| Given request |
Transcribe the listing word for word.

Dataset entries:
○ ○ ○

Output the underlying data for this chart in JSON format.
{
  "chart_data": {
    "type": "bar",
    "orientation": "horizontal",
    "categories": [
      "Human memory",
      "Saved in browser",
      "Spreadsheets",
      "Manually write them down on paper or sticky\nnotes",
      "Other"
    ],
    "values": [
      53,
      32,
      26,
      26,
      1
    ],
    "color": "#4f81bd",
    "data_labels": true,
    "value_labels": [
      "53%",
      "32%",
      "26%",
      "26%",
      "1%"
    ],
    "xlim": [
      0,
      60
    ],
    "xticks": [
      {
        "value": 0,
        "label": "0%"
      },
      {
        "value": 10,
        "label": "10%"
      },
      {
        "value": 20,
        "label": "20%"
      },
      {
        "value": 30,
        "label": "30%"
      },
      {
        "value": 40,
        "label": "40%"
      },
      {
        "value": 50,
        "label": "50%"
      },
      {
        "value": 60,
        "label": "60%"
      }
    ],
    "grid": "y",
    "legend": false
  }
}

○ ○ ○

| Answer to this problem |
Output the underlying data for this chart in JSON format.
{
  "chart_data": {
    "type": "bar",
    "orientation": "horizontal",
    "categories": [
      "Human memory",
      "Saved in browser",
      "Spreadsheets",
      "Manually write them down on paper or sticky\nnotes",
      "Other"
    ],
    "values": [
      53,
      32,
      26,
      26,
      1
    ],
    "color": "#4f81bd",
    "data_labels": true,
    "value_labels": [
      "53%",
      "32%",
      "26%",
      "26%",
      "1%"
    ],
    "xlim": [
      0,
      60
    ],
    "xticks": [
      {
        "value": 0,
        "label": "0%"
      },
      {
        "value": 10,
        "label": "10%"
      },
      {
        "value": 20,
        "label": "20%"
      },
      {
        "value": 30,
        "label": "30%"
      },
      {
        "value": 40,
        "label": "40%"
      },
      {
        "value": 50,
        "label": "50%"
      },
      {
        "value": 60,
        "label": "60%"
      }
    ],
    "grid": "y",
    "legend": false
  }
}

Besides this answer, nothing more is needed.